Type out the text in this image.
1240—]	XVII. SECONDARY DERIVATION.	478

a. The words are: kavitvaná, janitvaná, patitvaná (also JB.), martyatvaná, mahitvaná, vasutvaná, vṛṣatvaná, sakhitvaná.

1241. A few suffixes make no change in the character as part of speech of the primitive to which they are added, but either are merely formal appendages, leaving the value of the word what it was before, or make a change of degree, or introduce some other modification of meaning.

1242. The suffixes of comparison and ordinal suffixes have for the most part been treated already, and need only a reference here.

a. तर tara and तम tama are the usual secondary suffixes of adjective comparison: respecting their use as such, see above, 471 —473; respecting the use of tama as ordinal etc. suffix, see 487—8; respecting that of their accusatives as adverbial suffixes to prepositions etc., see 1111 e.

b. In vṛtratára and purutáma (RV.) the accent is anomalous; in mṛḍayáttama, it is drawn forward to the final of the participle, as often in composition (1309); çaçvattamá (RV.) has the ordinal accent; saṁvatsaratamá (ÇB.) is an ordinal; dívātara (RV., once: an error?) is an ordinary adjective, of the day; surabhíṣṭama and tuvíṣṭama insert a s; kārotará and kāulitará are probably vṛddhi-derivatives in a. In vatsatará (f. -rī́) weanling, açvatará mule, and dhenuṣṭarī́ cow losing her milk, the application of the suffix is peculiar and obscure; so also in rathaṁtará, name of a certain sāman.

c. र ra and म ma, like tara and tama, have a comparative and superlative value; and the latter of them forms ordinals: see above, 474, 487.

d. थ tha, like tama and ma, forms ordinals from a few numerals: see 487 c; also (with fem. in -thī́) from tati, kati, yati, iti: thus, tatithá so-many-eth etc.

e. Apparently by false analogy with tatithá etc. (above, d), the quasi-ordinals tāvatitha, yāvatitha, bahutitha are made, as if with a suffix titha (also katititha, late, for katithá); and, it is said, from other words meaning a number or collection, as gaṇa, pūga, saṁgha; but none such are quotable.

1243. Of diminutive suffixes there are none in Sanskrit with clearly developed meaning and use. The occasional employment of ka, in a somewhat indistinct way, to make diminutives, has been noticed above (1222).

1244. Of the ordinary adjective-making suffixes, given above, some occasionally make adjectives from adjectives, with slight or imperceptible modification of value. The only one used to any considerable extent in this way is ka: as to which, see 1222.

Job:
Repeat the material from above exactly, word for word.

Solution to this exercise:
Type out the text in this image.
1240—]	XVII. SECONDARY DERIVATION.	478

a. The words are: kavitvaná, janitvaná, patitvaná (also JB.), martyatvaná, mahitvaná, vasutvaná, vṛṣatvaná, sakhitvaná.

1241. A few suffixes make no change in the character as part of speech of the primitive to which they are added, but either are merely formal appendages, leaving the value of the word what it was before, or make a change of degree, or introduce some other modification of meaning.

1242. The suffixes of comparison and ordinal suffixes have for the most part been treated already, and need only a reference here.

a. तर tara and तम tama are the usual secondary suffixes of adjective comparison: respecting their use as such, see above, 471 —473; respecting the use of tama as ordinal etc. suffix, see 487—8; respecting that of their accusatives as adverbial suffixes to prepositions etc., see 1111 e.

b. In vṛtratára and purutáma (RV.) the accent is anomalous; in mṛḍayáttama, it is drawn forward to the final of the participle, as often in composition (1309); çaçvattamá (RV.) has the ordinal accent; saṁvatsaratamá (ÇB.) is an ordinal; dívātara (RV., once: an error?) is an ordinary adjective, of the day; surabhíṣṭama and tuvíṣṭama insert a s; kārotará and kāulitará are probably vṛddhi-derivatives in a. In vatsatará (f. -rī́) weanling, açvatará mule, and dhenuṣṭarī́ cow losing her milk, the application of the suffix is peculiar and obscure; so also in rathaṁtará, name of a certain sāman.

c. र ra and म ma, like tara and tama, have a comparative and superlative value; and the latter of them forms ordinals: see above, 474, 487.

d. थ tha, like tama and ma, forms ordinals from a few numerals: see 487 c; also (with fem. in -thī́) from tati, kati, yati, iti: thus, tatithá so-many-eth etc.

e. Apparently by false analogy with tatithá etc. (above, d), the quasi-ordinals tāvatitha, yāvatitha, bahutitha are made, as if with a suffix titha (also katititha, late, for katithá); and, it is said, from other words meaning a number or collection, as gaṇa, pūga, saṁgha; but none such are quotable.

1243. Of diminutive suffixes there are none in Sanskrit with clearly developed meaning and use. The occasional employment of ka, in a somewhat indistinct way, to make diminutives, has been noticed above (1222).

1244. Of the ordinary adjective-making suffixes, given above, some occasionally make adjectives from adjectives, with slight or imperceptible modification of value. The only one used to any considerable extent in this way is ka: as to which, see 1222.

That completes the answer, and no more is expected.